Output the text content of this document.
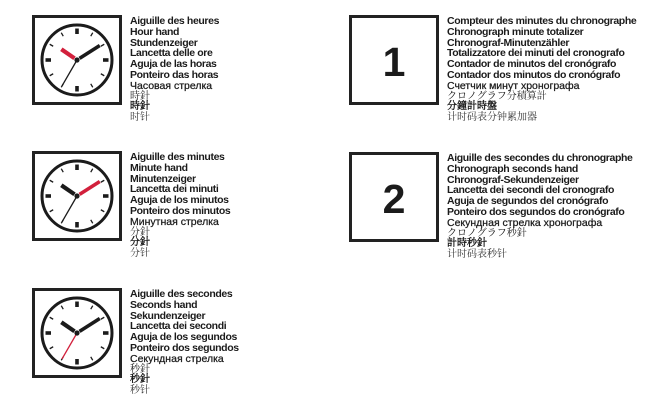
Aiguille des heures
Hour hand
Stundenzeiger
Lancetta delle ore
Aguja de las horas
Ponteiro das horas
Часовая стрелка
時針
時針
时针
Aiguille des minutes
Minute hand
Minutenzeiger
Lancetta dei minuti
Aguja de los minutos
Ponteiro dos minutos
Минутная стрелка
分針
分針
分针
Aiguille des secondes
Seconds hand
Sekundenzeiger
Lancetta dei secondi
Aguja de los segundos
Ponteiro dos segundos
Секундная стрелка
秒針
秒針
秒针
1
Compteur des minutes du chronographe
Chronograph minute totalizer
Chronograf-Minutenzähler
Totalizzatore dei minuti del cronografo
Contador de minutos del cronógrafo
Contador dos minutos do cronógrafo
Счетчик минут хронографа
クロノグラフ分積算計
分鐘計時盤
计时码表分钟累加器
2
Aiguille des secondes du chronographe
Chronograph seconds hand
Chronograf-Sekundenzeiger
Lancetta dei secondi del cronografo
Aguja de segundos del cronógrafo
Ponteiro dos segundos do cronógrafo
Секундная стрелка хронографа
クロノグラフ秒針
計時秒針
计时码表秒针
######
Requirement => Look through the entries above and list every line containing "minutos".

Correct response =>
Aguja de los minutos
Ponteiro dos minutos
Contador de minutos del cronógrafo
Contador dos minutos do cronógrafo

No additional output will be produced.